- _Written problem_
Without changing a character, return the entries, but not the images they hold.
# start of Dataset excerpts
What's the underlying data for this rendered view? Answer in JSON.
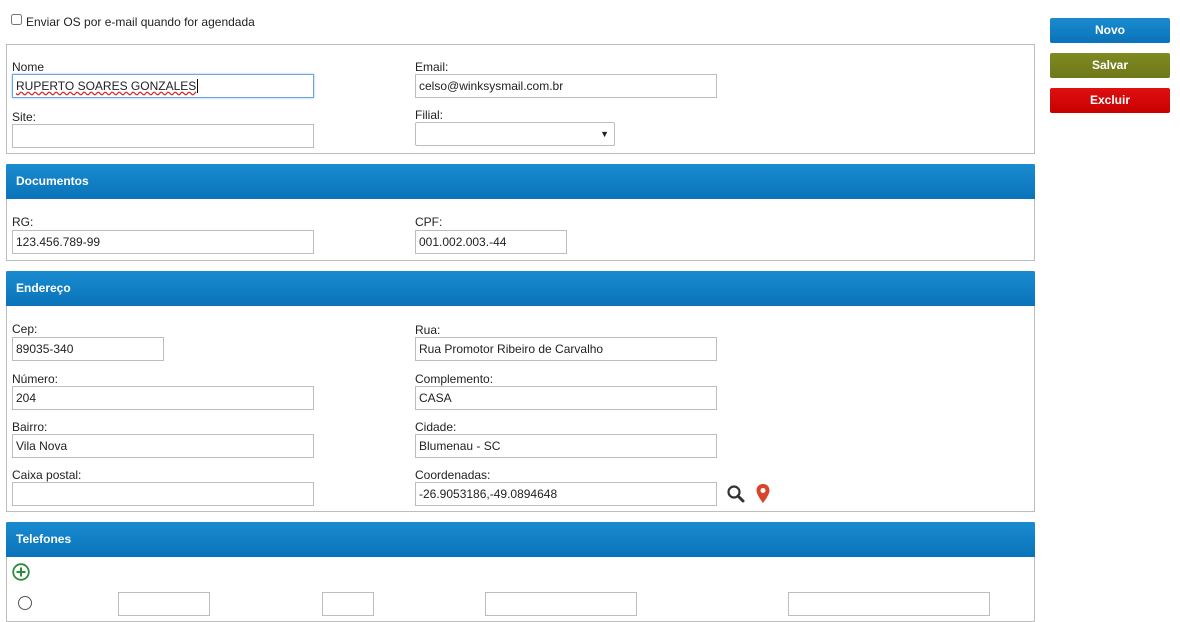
{
  "email_option": {
    "label": "Enviar OS por e-mail quando for agendada"
  },
  "actions": {
    "novo": "Novo",
    "salvar": "Salvar",
    "excluir": "Excluir"
  },
  "cliente": {
    "nome_label": "Nome",
    "nome_value": "RUPERTO SOARES GONZALES",
    "email_label": "Email:",
    "email_value": "celso@winksysmail.com.br",
    "site_label": "Site:",
    "site_value": "",
    "filial_label": "Filial:",
    "filial_value": ""
  },
  "documentos": {
    "title": "Documentos",
    "rg_label": "RG:",
    "rg_value": "123.456.789-99",
    "cpf_label": "CPF:",
    "cpf_value": "001.002.003.-44"
  },
  "endereco": {
    "title": "Endereço",
    "cep_label": "Cep:",
    "cep_value": "89035-340",
    "rua_label": "Rua:",
    "rua_value": "Rua Promotor Ribeiro de Carvalho",
    "numero_label": "Número:",
    "numero_value": "204",
    "complemento_label": "Complemento:",
    "complemento_value": "CASA",
    "bairro_label": "Bairro:",
    "bairro_value": "Vila Nova",
    "cidade_label": "Cidade:",
    "cidade_value": "Blumenau - SC",
    "caixa_label": "Caixa postal:",
    "caixa_value": "",
    "coord_label": "Coordenadas:",
    "coord_value": "-26.9053186,-49.0894648"
  },
  "telefones": {
    "title": "Telefones"
  },
  "icons": {
    "search": "search-icon",
    "map_pin": "map-pin-icon",
    "add": "add-circle-icon"
  },
  "colors": {
    "header_blue": "#0f7ec4",
    "salvar": "#737e1c",
    "excluir": "#cc0000",
    "pin": "#d9452b",
    "add": "#2e8b3a"
  }
}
# end of Dataset excerpts
- _Exercise output_
What's the underlying data for this rendered view? Answer in JSON.
{
  "email_option": {
    "label": "Enviar OS por e-mail quando for agendada"
  },
  "actions": {
    "novo": "Novo",
    "salvar": "Salvar",
    "excluir": "Excluir"
  },
  "cliente": {
    "nome_label": "Nome",
    "nome_value": "RUPERTO SOARES GONZALES",
    "email_label": "Email:",
    "email_value": "celso@winksysmail.com.br",
    "site_label": "Site:",
    "site_value": "",
    "filial_label": "Filial:",
    "filial_value": ""
  },
  "documentos": {
    "title": "Documentos",
    "rg_label": "RG:",
    "rg_value": "123.456.789-99",
    "cpf_label": "CPF:",
    "cpf_value": "001.002.003.-44"
  },
  "endereco": {
    "title": "Endereço",
    "cep_label": "Cep:",
    "cep_value": "89035-340",
    "rua_label": "Rua:",
    "rua_value": "Rua Promotor Ribeiro de Carvalho",
    "numero_label": "Número:",
    "numero_value": "204",
    "complemento_label": "Complemento:",
    "complemento_value": "CASA",
    "bairro_label": "Bairro:",
    "bairro_value": "Vila Nova",
    "cidade_label": "Cidade:",
    "cidade_value": "Blumenau - SC",
    "caixa_label": "Caixa postal:",
    "caixa_value": "",
    "coord_label": "Coordenadas:",
    "coord_value": "-26.9053186,-49.0894648"
  },
  "telefones": {
    "title": "Telefones"
  },
  "icons": {
    "search": "search-icon",
    "map_pin": "map-pin-icon",
    "add": "add-circle-icon"
  },
  "colors": {
    "header_blue": "#0f7ec4",
    "salvar": "#737e1c",
    "excluir": "#cc0000",
    "pin": "#d9452b",
    "add": "#2e8b3a"
  }
}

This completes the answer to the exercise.